> Required task
Turn the records below, from their first line down to the line holding "Text: finish structure" inclusive, into a JSON list of strings with one string per line. Leave out blank lines.

[Saved entries]
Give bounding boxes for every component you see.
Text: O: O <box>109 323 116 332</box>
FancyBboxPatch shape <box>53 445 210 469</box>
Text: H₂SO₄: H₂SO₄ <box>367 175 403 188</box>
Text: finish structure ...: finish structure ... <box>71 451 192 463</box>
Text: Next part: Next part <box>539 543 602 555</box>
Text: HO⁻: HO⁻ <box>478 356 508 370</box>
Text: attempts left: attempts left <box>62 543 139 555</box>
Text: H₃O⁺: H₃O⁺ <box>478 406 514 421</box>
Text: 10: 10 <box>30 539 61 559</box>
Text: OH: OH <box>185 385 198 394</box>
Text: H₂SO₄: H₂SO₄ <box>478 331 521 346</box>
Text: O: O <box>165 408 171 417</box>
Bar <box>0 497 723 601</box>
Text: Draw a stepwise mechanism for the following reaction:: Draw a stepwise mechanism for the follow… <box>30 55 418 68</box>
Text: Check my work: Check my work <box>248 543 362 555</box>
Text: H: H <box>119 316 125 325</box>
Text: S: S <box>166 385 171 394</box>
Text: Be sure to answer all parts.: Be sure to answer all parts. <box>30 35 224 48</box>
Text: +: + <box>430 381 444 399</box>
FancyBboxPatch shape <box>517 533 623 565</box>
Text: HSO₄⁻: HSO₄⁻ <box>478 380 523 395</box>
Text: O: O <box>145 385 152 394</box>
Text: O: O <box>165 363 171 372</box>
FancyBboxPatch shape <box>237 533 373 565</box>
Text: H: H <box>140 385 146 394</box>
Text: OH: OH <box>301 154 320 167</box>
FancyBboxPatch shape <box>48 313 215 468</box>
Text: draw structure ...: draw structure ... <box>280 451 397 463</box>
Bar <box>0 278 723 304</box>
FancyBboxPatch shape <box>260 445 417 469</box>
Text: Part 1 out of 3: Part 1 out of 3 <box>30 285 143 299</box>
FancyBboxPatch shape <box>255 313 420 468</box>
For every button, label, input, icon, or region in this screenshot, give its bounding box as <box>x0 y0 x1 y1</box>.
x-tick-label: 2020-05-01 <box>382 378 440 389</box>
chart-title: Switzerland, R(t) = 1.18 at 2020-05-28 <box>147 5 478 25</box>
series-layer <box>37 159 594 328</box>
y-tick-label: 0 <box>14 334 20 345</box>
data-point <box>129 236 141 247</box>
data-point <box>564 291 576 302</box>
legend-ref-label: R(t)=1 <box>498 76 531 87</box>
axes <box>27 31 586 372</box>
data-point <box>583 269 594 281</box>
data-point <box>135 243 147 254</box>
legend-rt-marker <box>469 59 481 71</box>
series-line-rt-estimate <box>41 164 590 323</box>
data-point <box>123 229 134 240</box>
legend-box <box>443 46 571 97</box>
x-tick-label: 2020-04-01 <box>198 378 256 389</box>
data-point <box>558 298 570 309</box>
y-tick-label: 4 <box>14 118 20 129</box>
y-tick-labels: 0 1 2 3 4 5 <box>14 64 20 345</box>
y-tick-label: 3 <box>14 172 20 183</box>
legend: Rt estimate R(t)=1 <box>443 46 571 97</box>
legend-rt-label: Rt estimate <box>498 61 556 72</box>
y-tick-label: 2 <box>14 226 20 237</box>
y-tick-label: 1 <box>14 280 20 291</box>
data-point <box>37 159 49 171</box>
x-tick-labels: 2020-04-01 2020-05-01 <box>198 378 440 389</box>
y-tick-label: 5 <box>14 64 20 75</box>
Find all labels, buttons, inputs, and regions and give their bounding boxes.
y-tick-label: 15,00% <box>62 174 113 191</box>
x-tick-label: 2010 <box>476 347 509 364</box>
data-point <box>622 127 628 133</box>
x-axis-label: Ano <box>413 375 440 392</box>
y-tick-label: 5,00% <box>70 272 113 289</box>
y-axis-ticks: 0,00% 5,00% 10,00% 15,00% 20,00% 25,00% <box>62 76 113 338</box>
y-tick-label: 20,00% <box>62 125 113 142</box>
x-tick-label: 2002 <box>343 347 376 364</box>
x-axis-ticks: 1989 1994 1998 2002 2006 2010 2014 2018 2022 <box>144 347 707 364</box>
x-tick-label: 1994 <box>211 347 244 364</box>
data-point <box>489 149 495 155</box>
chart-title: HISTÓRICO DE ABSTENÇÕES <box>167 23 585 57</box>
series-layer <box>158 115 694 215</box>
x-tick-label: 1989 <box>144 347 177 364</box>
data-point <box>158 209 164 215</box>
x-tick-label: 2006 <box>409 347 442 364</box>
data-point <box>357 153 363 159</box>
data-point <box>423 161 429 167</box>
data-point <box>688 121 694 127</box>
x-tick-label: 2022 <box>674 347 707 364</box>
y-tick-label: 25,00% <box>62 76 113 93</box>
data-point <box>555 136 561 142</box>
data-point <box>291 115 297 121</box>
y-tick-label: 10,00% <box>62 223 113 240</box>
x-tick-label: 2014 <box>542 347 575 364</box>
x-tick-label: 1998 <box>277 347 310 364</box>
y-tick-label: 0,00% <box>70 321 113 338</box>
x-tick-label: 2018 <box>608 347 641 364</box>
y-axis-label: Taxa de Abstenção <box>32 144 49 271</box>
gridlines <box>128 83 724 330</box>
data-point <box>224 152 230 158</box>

> Right answer
[
  "Give bounding boxes for every component you see.",
  "Text: O: O <box>109 323 116 332</box>",
  "FancyBboxPatch shape <box>53 445 210 469</box>",
  "Text: H₂SO₄: H₂SO₄ <box>367 175 403 188</box>",
  "Text: finish structure ...: finish structure ... <box>71 451 192 463</box>"
]